=== PROMPT ===
Copy the records below exactly, omitting any pictures they contain.

[start]

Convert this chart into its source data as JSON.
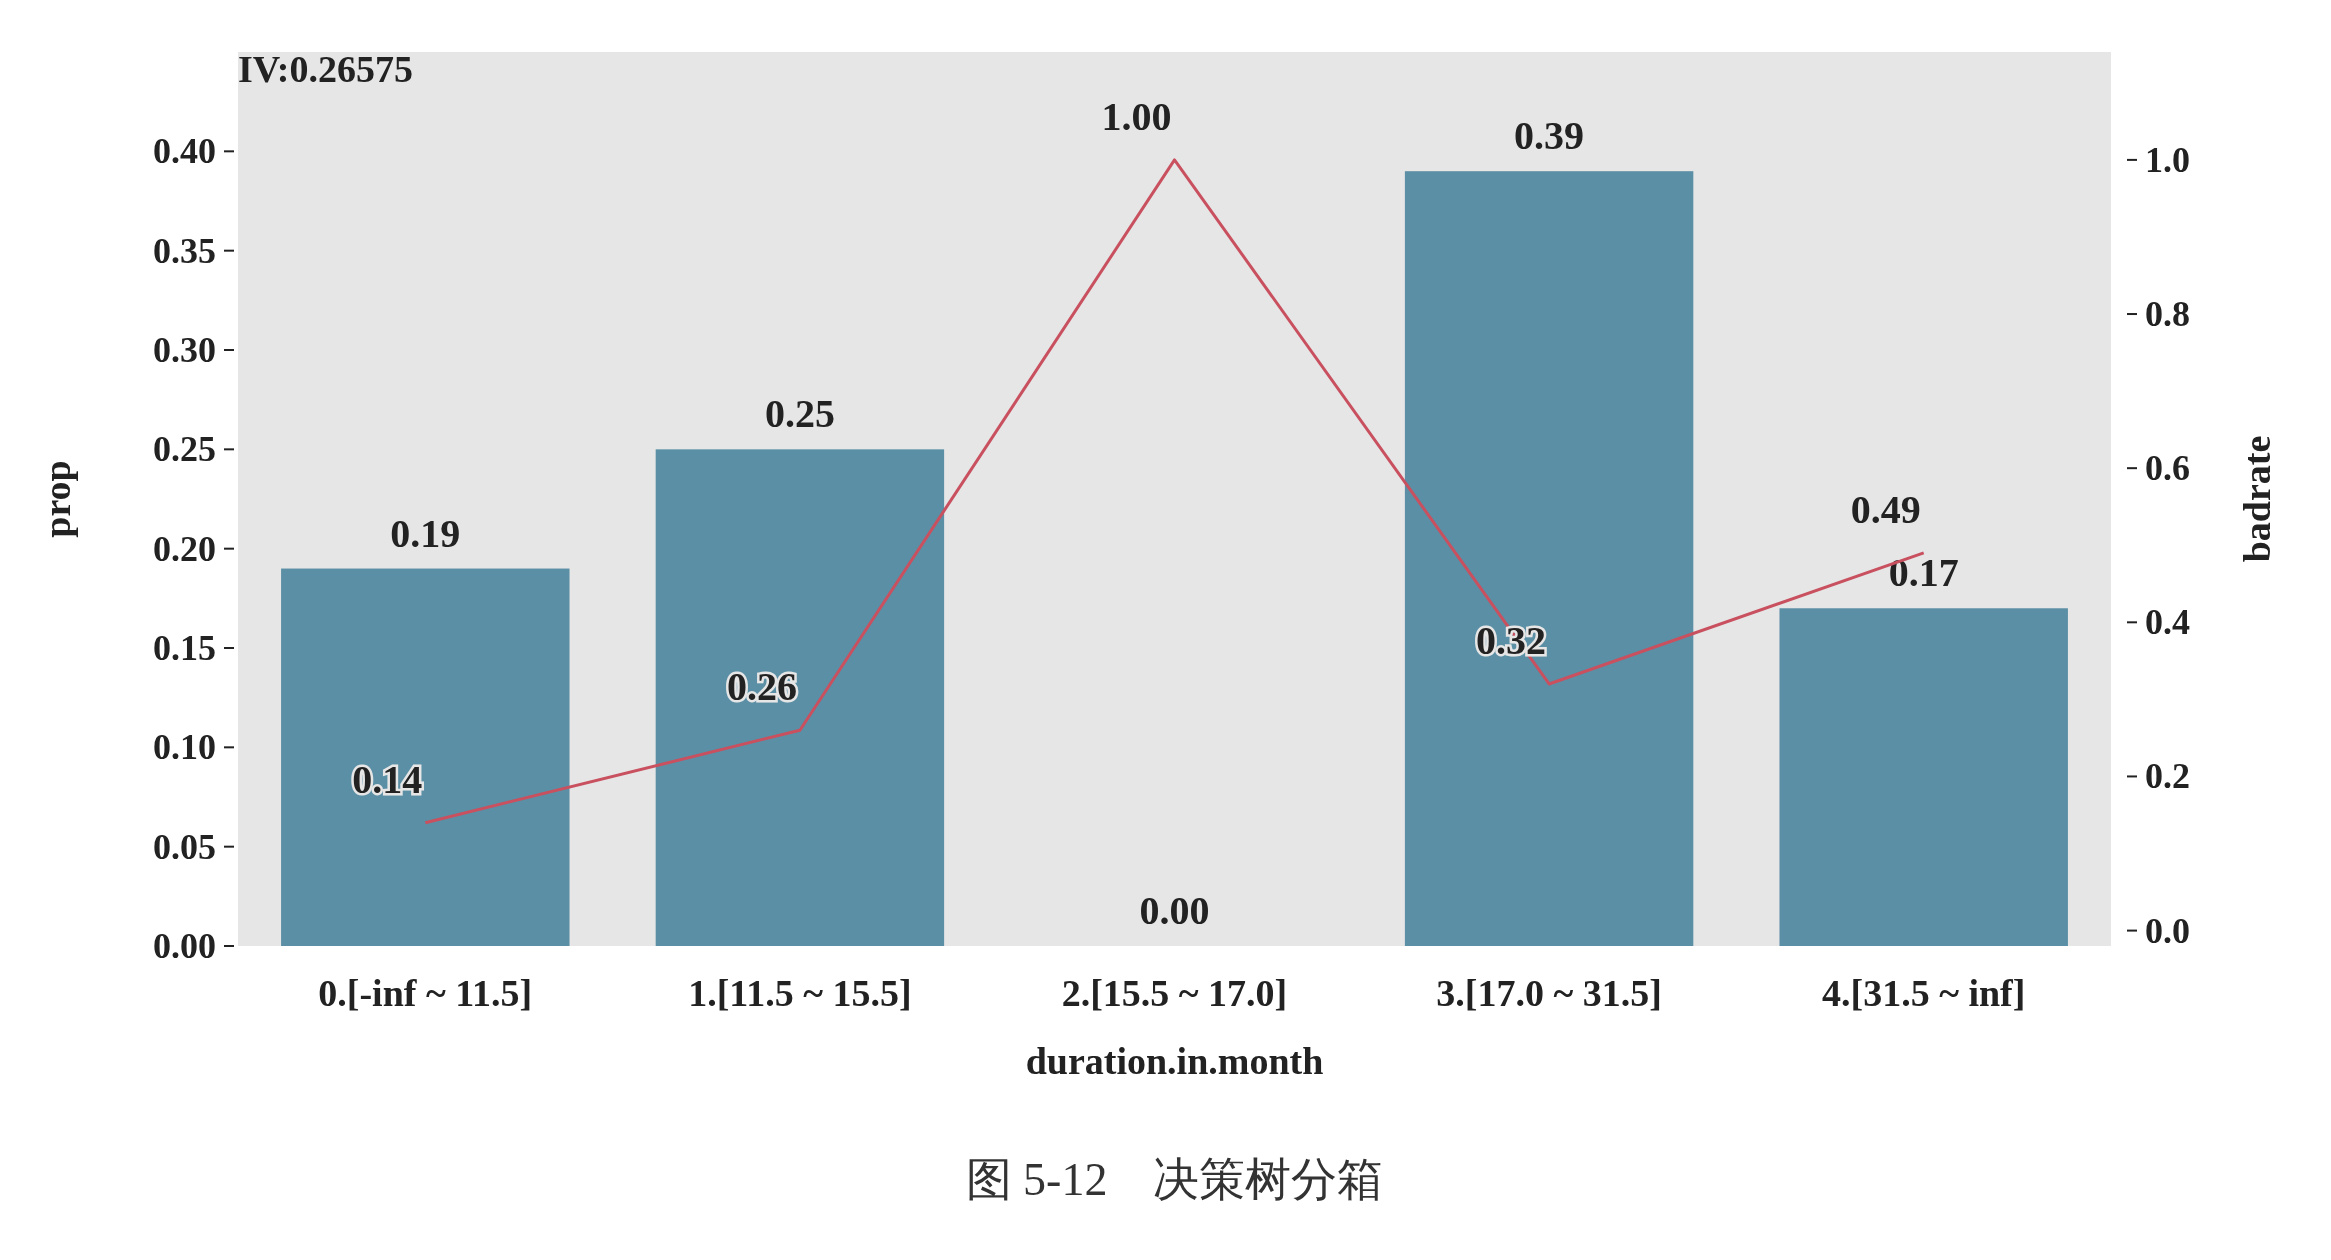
{
  "chart_data": {
    "type": "bar",
    "title": "IV:0.26575",
    "xlabel": "duration.in.month",
    "ylabel": "prop",
    "y2label": "badrate",
    "categories": [
      "0.[-inf ~ 11.5]",
      "1.[11.5 ~ 15.5]",
      "2.[15.5 ~ 17.0]",
      "3.[17.0 ~ 31.5]",
      "4.[31.5 ~ inf]"
    ],
    "series": [
      {
        "color": "#5b8fa5",
        "values": [
          0.19,
          0.25,
          0.0,
          0.39,
          0.17
        ],
        "value_labels": [
          "0.19",
          "0.25",
          "0.00",
          "0.39",
          "0.17"
        ]
      },
      {
        "type": "line",
        "axis": "y2",
        "color": "#c9505f",
        "values": [
          0.14,
          0.26,
          1.0,
          0.32,
          0.49
        ],
        "value_labels": [
          "0.14",
          "0.26",
          "1.00",
          "0.32",
          "0.49"
        ]
      }
    ],
    "ylim": [
      0,
      0.45
    ],
    "yticks": [
      {
        "value": 0,
        "label": "0.00"
      },
      {
        "value": 0.05,
        "label": "0.05"
      },
      {
        "value": 0.1,
        "label": "0.10"
      },
      {
        "value": 0.15,
        "label": "0.15"
      },
      {
        "value": 0.2,
        "label": "0.20"
      },
      {
        "value": 0.25,
        "label": "0.25"
      },
      {
        "value": 0.3,
        "label": "0.30"
      },
      {
        "value": 0.35,
        "label": "0.35"
      },
      {
        "value": 0.4,
        "label": "0.40"
      }
    ],
    "y2lim": [
      -0.02,
      1.14
    ],
    "y2ticks": [
      {
        "value": 0,
        "label": "0.0"
      },
      {
        "value": 0.2,
        "label": "0.2"
      },
      {
        "value": 0.4,
        "label": "0.4"
      },
      {
        "value": 0.6,
        "label": "0.6"
      },
      {
        "value": 0.8,
        "label": "0.8"
      },
      {
        "value": 1,
        "label": "1.0"
      }
    ],
    "grid": false,
    "annotations": [
      "图 5-12　决策树分箱"
    ]
  }
}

[end]

=== SOLUTION ===
Convert this chart into its source data as JSON.
{
  "chart_data": {
    "type": "bar",
    "title": "IV:0.26575",
    "xlabel": "duration.in.month",
    "ylabel": "prop",
    "y2label": "badrate",
    "categories": [
      "0.[-inf ~ 11.5]",
      "1.[11.5 ~ 15.5]",
      "2.[15.5 ~ 17.0]",
      "3.[17.0 ~ 31.5]",
      "4.[31.5 ~ inf]"
    ],
    "series": [
      {
        "color": "#5b8fa5",
        "values": [
          0.19,
          0.25,
          0.0,
          0.39,
          0.17
        ],
        "value_labels": [
          "0.19",
          "0.25",
          "0.00",
          "0.39",
          "0.17"
        ]
      },
      {
        "type": "line",
        "axis": "y2",
        "color": "#c9505f",
        "values": [
          0.14,
          0.26,
          1.0,
          0.32,
          0.49
        ],
        "value_labels": [
          "0.14",
          "0.26",
          "1.00",
          "0.32",
          "0.49"
        ]
      }
    ],
    "ylim": [
      0,
      0.45
    ],
    "yticks": [
      {
        "value": 0,
        "label": "0.00"
      },
      {
        "value": 0.05,
        "label": "0.05"
      },
      {
        "value": 0.1,
        "label": "0.10"
      },
      {
        "value": 0.15,
        "label": "0.15"
      },
      {
        "value": 0.2,
        "label": "0.20"
      },
      {
        "value": 0.25,
        "label": "0.25"
      },
      {
        "value": 0.3,
        "label": "0.30"
      },
      {
        "value": 0.35,
        "label": "0.35"
      },
      {
        "value": 0.4,
        "label": "0.40"
      }
    ],
    "y2lim": [
      -0.02,
      1.14
    ],
    "y2ticks": [
      {
        "value": 0,
        "label": "0.0"
      },
      {
        "value": 0.2,
        "label": "0.2"
      },
      {
        "value": 0.4,
        "label": "0.4"
      },
      {
        "value": 0.6,
        "label": "0.6"
      },
      {
        "value": 0.8,
        "label": "0.8"
      },
      {
        "value": 1,
        "label": "1.0"
      }
    ],
    "grid": false,
    "annotations": [
      "图 5-12　决策树分箱"
    ]
  }
}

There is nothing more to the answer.